------ DATA

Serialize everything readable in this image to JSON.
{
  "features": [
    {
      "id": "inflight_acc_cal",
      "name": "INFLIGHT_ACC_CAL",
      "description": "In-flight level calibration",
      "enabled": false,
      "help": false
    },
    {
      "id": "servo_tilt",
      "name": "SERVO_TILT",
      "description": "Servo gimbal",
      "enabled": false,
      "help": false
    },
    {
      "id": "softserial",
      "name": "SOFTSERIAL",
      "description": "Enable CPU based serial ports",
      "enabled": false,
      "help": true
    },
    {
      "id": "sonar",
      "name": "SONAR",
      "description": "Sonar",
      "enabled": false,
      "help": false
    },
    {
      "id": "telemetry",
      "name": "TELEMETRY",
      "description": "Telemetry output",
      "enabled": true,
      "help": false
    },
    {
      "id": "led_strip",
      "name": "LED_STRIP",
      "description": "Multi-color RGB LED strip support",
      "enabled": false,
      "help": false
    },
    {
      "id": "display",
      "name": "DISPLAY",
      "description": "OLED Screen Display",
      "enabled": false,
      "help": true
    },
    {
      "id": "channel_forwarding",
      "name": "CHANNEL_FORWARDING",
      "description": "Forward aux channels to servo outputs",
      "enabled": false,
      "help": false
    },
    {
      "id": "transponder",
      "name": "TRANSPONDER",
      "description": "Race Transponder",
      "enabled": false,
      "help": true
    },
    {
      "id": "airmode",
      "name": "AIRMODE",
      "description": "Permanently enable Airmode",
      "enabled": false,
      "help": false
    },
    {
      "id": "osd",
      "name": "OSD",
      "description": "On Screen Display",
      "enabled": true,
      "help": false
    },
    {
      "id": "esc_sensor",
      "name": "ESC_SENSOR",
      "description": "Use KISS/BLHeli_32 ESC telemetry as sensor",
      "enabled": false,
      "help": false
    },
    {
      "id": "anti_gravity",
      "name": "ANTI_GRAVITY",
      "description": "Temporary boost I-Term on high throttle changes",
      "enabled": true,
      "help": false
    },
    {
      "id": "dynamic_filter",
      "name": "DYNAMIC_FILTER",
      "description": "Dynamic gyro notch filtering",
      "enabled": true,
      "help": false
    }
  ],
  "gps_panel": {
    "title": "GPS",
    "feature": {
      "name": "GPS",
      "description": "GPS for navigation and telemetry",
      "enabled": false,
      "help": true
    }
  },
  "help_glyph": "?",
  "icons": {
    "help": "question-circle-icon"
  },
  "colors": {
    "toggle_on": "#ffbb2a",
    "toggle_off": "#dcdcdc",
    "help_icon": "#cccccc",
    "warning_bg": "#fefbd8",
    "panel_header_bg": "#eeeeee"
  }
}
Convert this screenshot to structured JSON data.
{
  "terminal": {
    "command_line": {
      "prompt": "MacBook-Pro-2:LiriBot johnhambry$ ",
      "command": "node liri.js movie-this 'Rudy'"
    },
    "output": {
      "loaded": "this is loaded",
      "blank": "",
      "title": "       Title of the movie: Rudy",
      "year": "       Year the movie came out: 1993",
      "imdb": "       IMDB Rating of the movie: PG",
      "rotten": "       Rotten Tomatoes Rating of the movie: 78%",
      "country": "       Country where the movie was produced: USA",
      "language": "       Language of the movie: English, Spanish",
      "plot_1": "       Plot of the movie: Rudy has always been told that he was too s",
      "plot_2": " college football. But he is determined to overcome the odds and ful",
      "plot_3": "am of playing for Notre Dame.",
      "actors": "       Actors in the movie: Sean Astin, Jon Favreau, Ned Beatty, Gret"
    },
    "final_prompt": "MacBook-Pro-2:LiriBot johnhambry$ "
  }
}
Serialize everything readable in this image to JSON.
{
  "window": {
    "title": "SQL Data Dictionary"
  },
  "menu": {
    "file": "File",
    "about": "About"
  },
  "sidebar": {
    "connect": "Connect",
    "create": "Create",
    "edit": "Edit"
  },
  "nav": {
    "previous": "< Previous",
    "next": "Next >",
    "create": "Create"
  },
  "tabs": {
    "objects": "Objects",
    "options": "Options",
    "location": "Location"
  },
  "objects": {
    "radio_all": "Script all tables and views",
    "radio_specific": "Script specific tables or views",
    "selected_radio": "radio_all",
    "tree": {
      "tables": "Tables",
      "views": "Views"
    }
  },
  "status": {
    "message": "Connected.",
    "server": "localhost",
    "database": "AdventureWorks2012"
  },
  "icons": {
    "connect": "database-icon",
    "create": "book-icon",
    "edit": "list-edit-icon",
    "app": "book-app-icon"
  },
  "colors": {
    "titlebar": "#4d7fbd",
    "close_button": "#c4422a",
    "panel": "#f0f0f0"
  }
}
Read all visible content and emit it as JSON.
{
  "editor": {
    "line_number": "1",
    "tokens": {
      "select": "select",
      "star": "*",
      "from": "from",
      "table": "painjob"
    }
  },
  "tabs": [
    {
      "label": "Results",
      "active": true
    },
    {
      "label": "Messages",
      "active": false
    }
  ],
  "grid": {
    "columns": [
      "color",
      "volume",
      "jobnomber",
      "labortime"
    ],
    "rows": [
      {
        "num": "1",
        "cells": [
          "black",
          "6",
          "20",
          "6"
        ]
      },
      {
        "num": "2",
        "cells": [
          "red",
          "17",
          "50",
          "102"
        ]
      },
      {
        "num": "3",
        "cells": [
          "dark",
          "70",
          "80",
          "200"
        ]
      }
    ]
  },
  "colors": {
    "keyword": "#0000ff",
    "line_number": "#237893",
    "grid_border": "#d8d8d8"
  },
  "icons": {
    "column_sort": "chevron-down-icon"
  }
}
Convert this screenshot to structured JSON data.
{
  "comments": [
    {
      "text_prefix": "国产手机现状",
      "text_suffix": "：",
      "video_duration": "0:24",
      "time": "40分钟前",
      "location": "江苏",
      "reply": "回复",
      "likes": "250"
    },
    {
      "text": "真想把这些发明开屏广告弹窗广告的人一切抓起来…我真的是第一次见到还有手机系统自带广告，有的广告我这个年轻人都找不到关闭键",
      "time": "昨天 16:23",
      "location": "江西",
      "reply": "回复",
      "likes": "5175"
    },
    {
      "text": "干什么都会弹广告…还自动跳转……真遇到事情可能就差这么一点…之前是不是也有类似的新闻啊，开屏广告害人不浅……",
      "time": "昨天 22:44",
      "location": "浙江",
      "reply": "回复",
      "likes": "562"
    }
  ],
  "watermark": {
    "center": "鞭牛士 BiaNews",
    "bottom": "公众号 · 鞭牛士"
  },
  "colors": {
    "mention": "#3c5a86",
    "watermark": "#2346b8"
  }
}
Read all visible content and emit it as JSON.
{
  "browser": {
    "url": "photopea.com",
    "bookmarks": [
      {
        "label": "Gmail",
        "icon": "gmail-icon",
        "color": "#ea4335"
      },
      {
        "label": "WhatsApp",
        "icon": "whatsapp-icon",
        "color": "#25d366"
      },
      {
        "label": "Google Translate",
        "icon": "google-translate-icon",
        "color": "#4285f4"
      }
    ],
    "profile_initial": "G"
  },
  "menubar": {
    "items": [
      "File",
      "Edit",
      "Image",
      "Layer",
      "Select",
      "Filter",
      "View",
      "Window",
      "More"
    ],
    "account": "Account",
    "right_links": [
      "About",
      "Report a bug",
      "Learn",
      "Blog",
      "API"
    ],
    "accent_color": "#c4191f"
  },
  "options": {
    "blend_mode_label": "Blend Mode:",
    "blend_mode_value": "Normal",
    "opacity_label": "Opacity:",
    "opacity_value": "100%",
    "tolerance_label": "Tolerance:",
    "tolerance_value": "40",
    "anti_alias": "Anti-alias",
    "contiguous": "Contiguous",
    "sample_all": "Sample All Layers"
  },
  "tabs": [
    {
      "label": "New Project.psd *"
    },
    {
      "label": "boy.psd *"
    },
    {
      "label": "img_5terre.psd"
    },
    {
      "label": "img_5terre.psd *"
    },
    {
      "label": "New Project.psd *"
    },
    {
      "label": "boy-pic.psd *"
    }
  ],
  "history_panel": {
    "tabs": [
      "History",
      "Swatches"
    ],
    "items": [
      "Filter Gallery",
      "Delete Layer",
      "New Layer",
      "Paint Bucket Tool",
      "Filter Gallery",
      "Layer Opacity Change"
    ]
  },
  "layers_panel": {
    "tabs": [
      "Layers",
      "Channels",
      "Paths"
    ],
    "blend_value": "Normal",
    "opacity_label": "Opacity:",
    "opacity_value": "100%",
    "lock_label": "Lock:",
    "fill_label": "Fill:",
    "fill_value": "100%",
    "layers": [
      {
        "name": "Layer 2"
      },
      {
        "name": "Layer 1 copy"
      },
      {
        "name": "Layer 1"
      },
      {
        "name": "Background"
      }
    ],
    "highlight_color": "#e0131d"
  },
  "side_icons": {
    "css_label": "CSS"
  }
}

------------

**GIVEN EXERCISE**
Across the entries, how many lines contain "Rudy"? Reply with the number only.

**FULL SOLUTION**
3